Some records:

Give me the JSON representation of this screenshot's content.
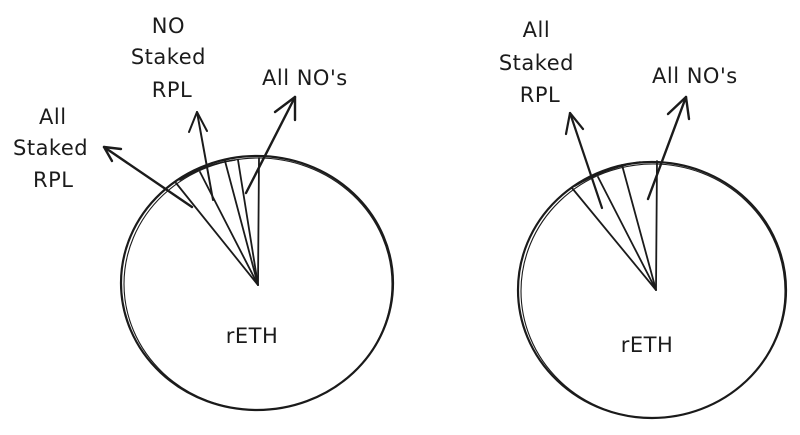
{
  "diagrams": [
    {
      "id": "left",
      "center_label": "rETH",
      "labels": {
        "all_staked_rpl": [
          "All",
          "Staked",
          "RPL"
        ],
        "no_staked_rpl": [
          "NO",
          "Staked",
          "RPL"
        ],
        "all_nos": "All NO's"
      }
    },
    {
      "id": "right",
      "center_label": "rETH",
      "labels": {
        "all_staked_rpl": [
          "All",
          "Staked",
          "RPL"
        ],
        "all_nos": "All NO's"
      }
    }
  ],
  "colors": {
    "ink": "#1b1b1b",
    "background": "#ffffff"
  }
}
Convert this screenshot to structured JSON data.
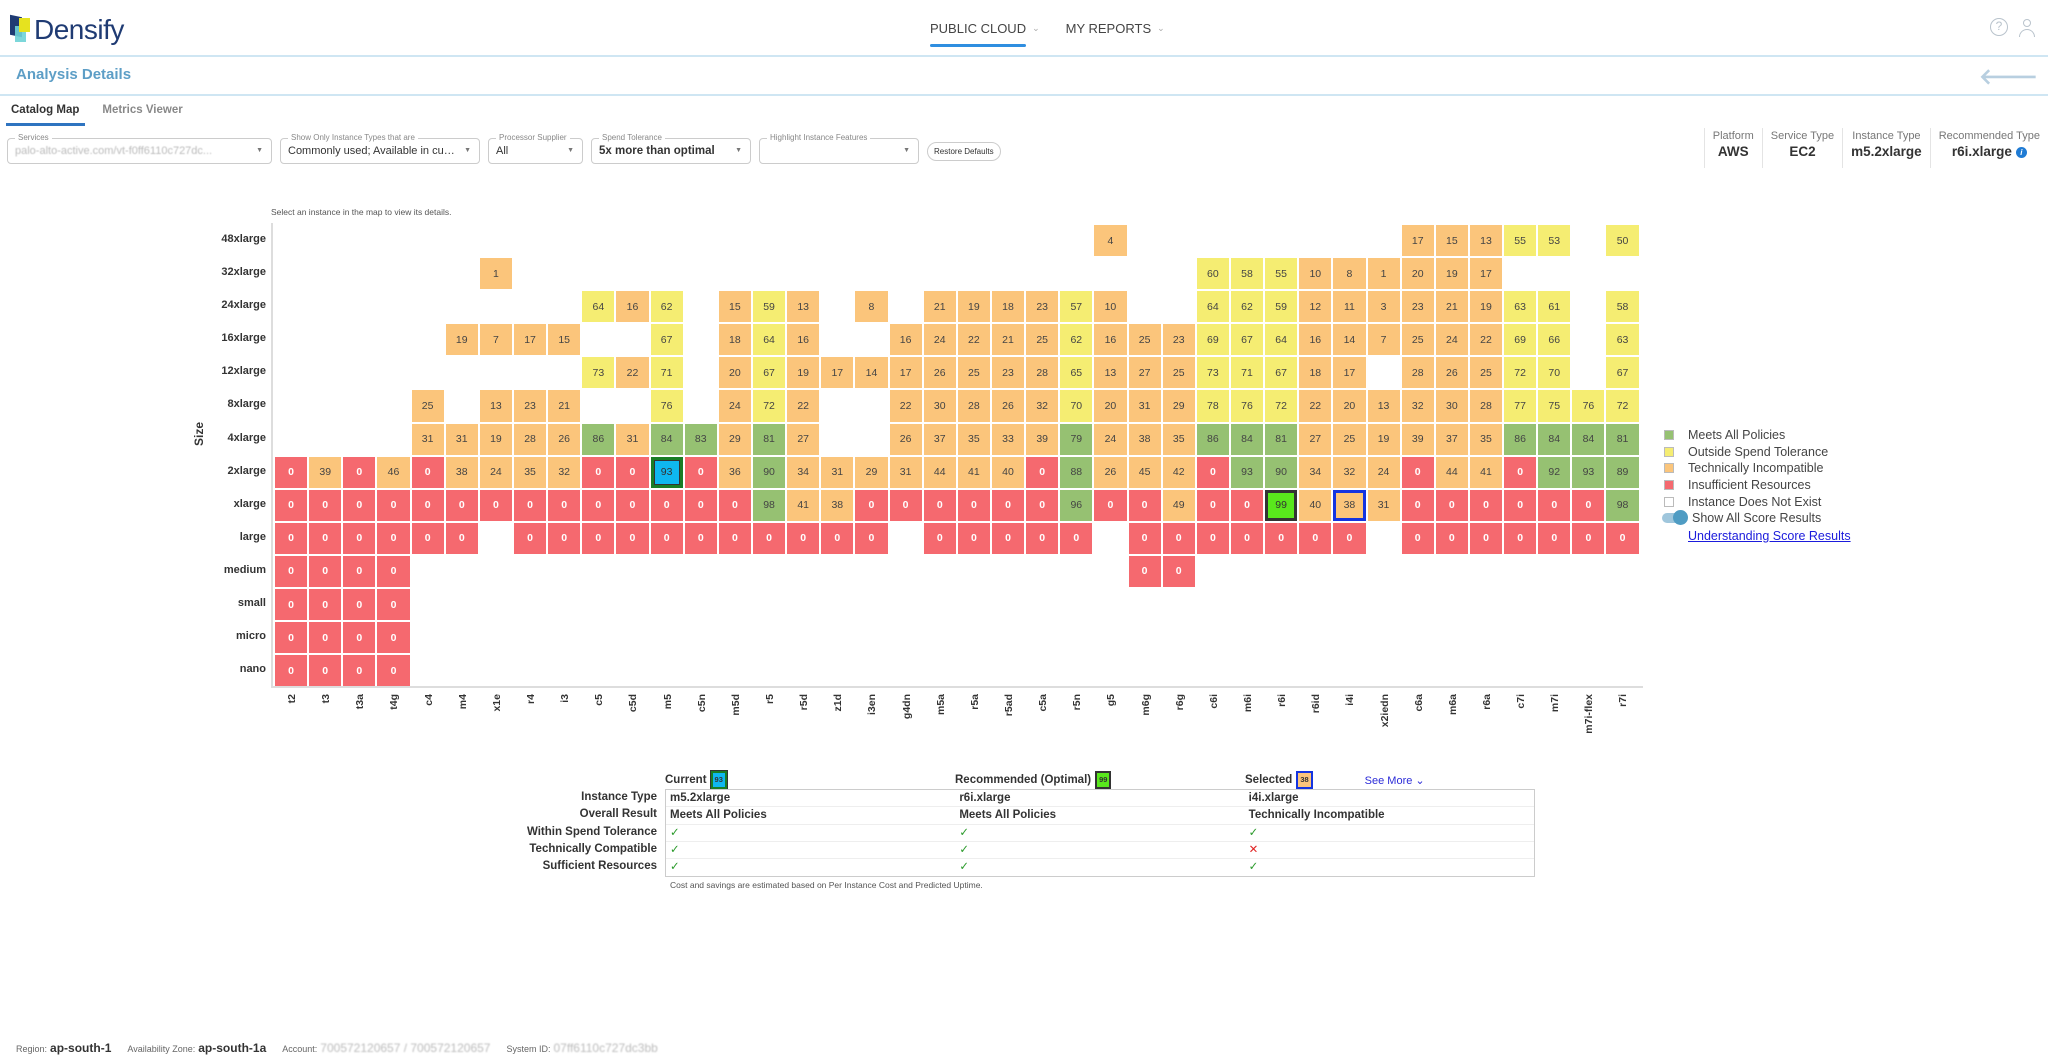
{
  "app": {
    "logo_text": "Densify"
  },
  "nav": {
    "items": [
      {
        "label": "PUBLIC CLOUD",
        "active": true
      },
      {
        "label": "MY REPORTS",
        "active": false
      }
    ],
    "chevron": "⌄"
  },
  "icons": {
    "help": "?",
    "back": "🡐",
    "info": "i"
  },
  "page": {
    "title": "Analysis Details"
  },
  "tabs": [
    {
      "label": "Catalog Map",
      "active": true
    },
    {
      "label": "Metrics Viewer",
      "active": false
    }
  ],
  "filters": {
    "services": {
      "label": "Services",
      "value": "palo-alto-active.com/vt-f0ff6110c727dc..."
    },
    "instance_types": {
      "label": "Show Only Instance Types that are",
      "value": "Commonly used; Available in curr..."
    },
    "processor": {
      "label": "Processor Supplier",
      "value": "All"
    },
    "spend_tolerance": {
      "label": "Spend Tolerance",
      "value": "5x more than optimal"
    },
    "highlight": {
      "label": "Highlight Instance Features",
      "value": ""
    },
    "restore_label": "Restore Defaults"
  },
  "summary": {
    "platform": {
      "label": "Platform",
      "value": "AWS"
    },
    "service_type": {
      "label": "Service Type",
      "value": "EC2"
    },
    "instance_type": {
      "label": "Instance Type",
      "value": "m5.2xlarge"
    },
    "recommended_type": {
      "label": "Recommended Type",
      "value": "r6i.xlarge"
    }
  },
  "map": {
    "hint": "Select an instance in the map to view its details.",
    "y_title": "Size"
  },
  "chart_data": {
    "type": "heatmap",
    "title": "Catalog Map",
    "ylabel": "Size",
    "xlabel": "",
    "x": [
      "t2",
      "t3",
      "t3a",
      "t4g",
      "c4",
      "m4",
      "x1e",
      "r4",
      "i3",
      "c5",
      "c5d",
      "m5",
      "c5n",
      "m5d",
      "r5",
      "r5d",
      "z1d",
      "i3en",
      "g4dn",
      "m5a",
      "r5a",
      "r5ad",
      "c5a",
      "r5n",
      "g5",
      "m6g",
      "r6g",
      "c6i",
      "m6i",
      "r6i",
      "r6id",
      "i4i",
      "x2iedn",
      "c6a",
      "m6a",
      "r6a",
      "c7i",
      "m7i",
      "m7i-flex",
      "r7i"
    ],
    "y": [
      "48xlarge",
      "32xlarge",
      "24xlarge",
      "16xlarge",
      "12xlarge",
      "8xlarge",
      "4xlarge",
      "2xlarge",
      "xlarge",
      "large",
      "medium",
      "small",
      "micro",
      "nano"
    ],
    "legend": {
      "G": "Meets All Policies",
      "Y": "Outside Spend Tolerance",
      "O": "Technically Incompatible",
      "R": "Insufficient Resources",
      "E": "Instance Does Not Exist"
    },
    "colors": {
      "G": "#96c172",
      "Y": "#f5ed72",
      "O": "#fbc57b",
      "R": "#f5696f",
      "current": "#0fb7f0",
      "recommended": "#59e81c",
      "selected_border": "#1434e0"
    },
    "highlights": {
      "current": "m5.2xlarge",
      "recommended": "r6i.xlarge",
      "selected": "i4i.xlarge"
    },
    "rows": [
      [
        "",
        "",
        "",
        "",
        "",
        "",
        "",
        "",
        "",
        "",
        "",
        "",
        "",
        "",
        "",
        "",
        "",
        "",
        "",
        "",
        "",
        "",
        "",
        "",
        "O4",
        "",
        "",
        "",
        "",
        "",
        "",
        "",
        "",
        "O17",
        "O15",
        "O13",
        "Y55",
        "Y53",
        "",
        "Y50"
      ],
      [
        "",
        "",
        "",
        "",
        "",
        "",
        "O1",
        "",
        "",
        "",
        "",
        "",
        "",
        "",
        "",
        "",
        "",
        "",
        "",
        "",
        "",
        "",
        "",
        "",
        "",
        "",
        "",
        "Y60",
        "Y58",
        "Y55",
        "O10",
        "O8",
        "O1",
        "O20",
        "O19",
        "O17",
        "",
        "",
        "",
        ""
      ],
      [
        "",
        "",
        "",
        "",
        "",
        "",
        "",
        "",
        "",
        "Y64",
        "O16",
        "Y62",
        "",
        "O15",
        "Y59",
        "O13",
        "",
        "O8",
        "",
        "O21",
        "O19",
        "O18",
        "O23",
        "Y57",
        "O10",
        "",
        "",
        "Y64",
        "Y62",
        "Y59",
        "O12",
        "O11",
        "O3",
        "O23",
        "O21",
        "O19",
        "Y63",
        "Y61",
        "",
        "Y58"
      ],
      [
        "",
        "",
        "",
        "",
        "",
        "O19",
        "O7",
        "O17",
        "O15",
        "",
        "",
        "Y67",
        "",
        "O18",
        "Y64",
        "O16",
        "",
        "",
        "O16",
        "O24",
        "O22",
        "O21",
        "O25",
        "Y62",
        "O16",
        "O25",
        "O23",
        "Y69",
        "Y67",
        "Y64",
        "O16",
        "O14",
        "O7",
        "O25",
        "O24",
        "O22",
        "Y69",
        "Y66",
        "",
        "Y63"
      ],
      [
        "",
        "",
        "",
        "",
        "",
        "",
        "",
        "",
        "",
        "Y73",
        "O22",
        "Y71",
        "",
        "O20",
        "Y67",
        "O19",
        "O17",
        "O14",
        "O17",
        "O26",
        "O25",
        "O23",
        "O28",
        "Y65",
        "O13",
        "O27",
        "O25",
        "Y73",
        "Y71",
        "Y67",
        "O18",
        "O17",
        "",
        "O28",
        "O26",
        "O25",
        "Y72",
        "Y70",
        "",
        "Y67"
      ],
      [
        "",
        "",
        "",
        "",
        "O25",
        "",
        "O13",
        "O23",
        "O21",
        "",
        "",
        "Y76",
        "",
        "O24",
        "Y72",
        "O22",
        "",
        "",
        "O22",
        "O30",
        "O28",
        "O26",
        "O32",
        "Y70",
        "O20",
        "O31",
        "O29",
        "Y78",
        "Y76",
        "Y72",
        "O22",
        "O20",
        "O13",
        "O32",
        "O30",
        "O28",
        "Y77",
        "Y75",
        "Y76",
        "Y72"
      ],
      [
        "",
        "",
        "",
        "",
        "O31",
        "O31",
        "O19",
        "O28",
        "O26",
        "G86",
        "O31",
        "G84",
        "G83",
        "O29",
        "G81",
        "O27",
        "",
        "",
        "O26",
        "O37",
        "O35",
        "O33",
        "O39",
        "G79",
        "O24",
        "O38",
        "O35",
        "G86",
        "G84",
        "G81",
        "O27",
        "O25",
        "O19",
        "O39",
        "O37",
        "O35",
        "G86",
        "G84",
        "G84",
        "G81"
      ],
      [
        "R0",
        "O39",
        "R0",
        "O46",
        "R0",
        "O38",
        "O24",
        "O35",
        "O32",
        "R0",
        "R0",
        "C93",
        "R0",
        "O36",
        "G90",
        "O34",
        "O31",
        "O29",
        "O31",
        "O44",
        "O41",
        "O40",
        "R0",
        "G88",
        "O26",
        "O45",
        "O42",
        "R0",
        "G93",
        "G90",
        "O34",
        "O32",
        "O24",
        "R0",
        "O44",
        "O41",
        "R0",
        "G92",
        "G93",
        "G89"
      ],
      [
        "R0",
        "R0",
        "R0",
        "R0",
        "R0",
        "R0",
        "R0",
        "R0",
        "R0",
        "R0",
        "R0",
        "R0",
        "R0",
        "R0",
        "G98",
        "O41",
        "O38",
        "R0",
        "R0",
        "R0",
        "R0",
        "R0",
        "R0",
        "G96",
        "R0",
        "R0",
        "O49",
        "R0",
        "R0",
        "P99",
        "O40",
        "S38",
        "O31",
        "R0",
        "R0",
        "R0",
        "R0",
        "R0",
        "R0",
        "G98"
      ],
      [
        "R0",
        "R0",
        "R0",
        "R0",
        "R0",
        "R0",
        "",
        "R0",
        "R0",
        "R0",
        "R0",
        "R0",
        "R0",
        "R0",
        "R0",
        "R0",
        "R0",
        "R0",
        "",
        "R0",
        "R0",
        "R0",
        "R0",
        "R0",
        "",
        "R0",
        "R0",
        "R0",
        "R0",
        "R0",
        "R0",
        "R0",
        "",
        "R0",
        "R0",
        "R0",
        "R0",
        "R0",
        "R0",
        "R0"
      ],
      [
        "R0",
        "R0",
        "R0",
        "R0",
        "",
        "",
        "",
        "",
        "",
        "",
        "",
        "",
        "",
        "",
        "",
        "",
        "",
        "",
        "",
        "",
        "",
        "",
        "",
        "",
        "",
        "R0",
        "R0",
        "",
        "",
        "",
        "",
        "",
        "",
        "",
        "",
        "",
        "",
        "",
        "",
        ""
      ],
      [
        "R0",
        "R0",
        "R0",
        "R0",
        "",
        "",
        "",
        "",
        "",
        "",
        "",
        "",
        "",
        "",
        "",
        "",
        "",
        "",
        "",
        "",
        "",
        "",
        "",
        "",
        "",
        "",
        "",
        "",
        "",
        "",
        "",
        "",
        "",
        "",
        "",
        "",
        "",
        "",
        "",
        ""
      ],
      [
        "R0",
        "R0",
        "R0",
        "R0",
        "",
        "",
        "",
        "",
        "",
        "",
        "",
        "",
        "",
        "",
        "",
        "",
        "",
        "",
        "",
        "",
        "",
        "",
        "",
        "",
        "",
        "",
        "",
        "",
        "",
        "",
        "",
        "",
        "",
        "",
        "",
        "",
        "",
        "",
        "",
        ""
      ],
      [
        "R0",
        "R0",
        "R0",
        "R0",
        "",
        "",
        "",
        "",
        "",
        "",
        "",
        "",
        "",
        "",
        "",
        "",
        "",
        "",
        "",
        "",
        "",
        "",
        "",
        "",
        "",
        "",
        "",
        "",
        "",
        "",
        "",
        "",
        "",
        "",
        "",
        "",
        "",
        "",
        "",
        ""
      ]
    ]
  },
  "legend": {
    "items": [
      {
        "label": "Meets All Policies",
        "color": "#96c172"
      },
      {
        "label": "Outside Spend Tolerance",
        "color": "#f5ed72"
      },
      {
        "label": "Technically Incompatible",
        "color": "#fbc57b"
      },
      {
        "label": "Insufficient Resources",
        "color": "#f5696f"
      },
      {
        "label": "Instance Does Not Exist",
        "color": "#ffffff"
      }
    ],
    "toggle_label": "Show All Score Results",
    "link_label": "Understanding Score Results"
  },
  "compare": {
    "headers": {
      "current": {
        "label": "Current",
        "score": "93"
      },
      "recommended": {
        "label": "Recommended (Optimal)",
        "score": "99"
      },
      "selected": {
        "label": "Selected",
        "score": "38"
      },
      "see_more": "See More"
    },
    "row_labels": [
      "Instance Type",
      "Overall Result",
      "Within Spend Tolerance",
      "Technically Compatible",
      "Sufficient Resources"
    ],
    "rows": [
      [
        "m5.2xlarge",
        "r6i.xlarge",
        "i4i.xlarge"
      ],
      [
        "Meets All Policies",
        "Meets All Policies",
        "Technically Incompatible"
      ],
      [
        "✓",
        "✓",
        "✓"
      ],
      [
        "✓",
        "✓",
        "✕"
      ],
      [
        "✓",
        "✓",
        "✓"
      ]
    ],
    "note": "Cost and savings are estimated based on Per Instance Cost and Predicted Uptime."
  },
  "footer": {
    "region_label": "Region:",
    "region": "ap-south-1",
    "az_label": "Availability Zone:",
    "az": "ap-south-1a",
    "account_label": "Account:",
    "account": "700572120657 / 700572120657",
    "system_label": "System ID:",
    "system": "07ff6110c727dc3bb"
  }
}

• **DO THIS**
Check every line of the data, and copy the ones that contain "Show".

• **ANSWER TO THE PROBLEM**
      "label": "Show Only Instance Types that are",
    "toggle_label": "Show All Score Results",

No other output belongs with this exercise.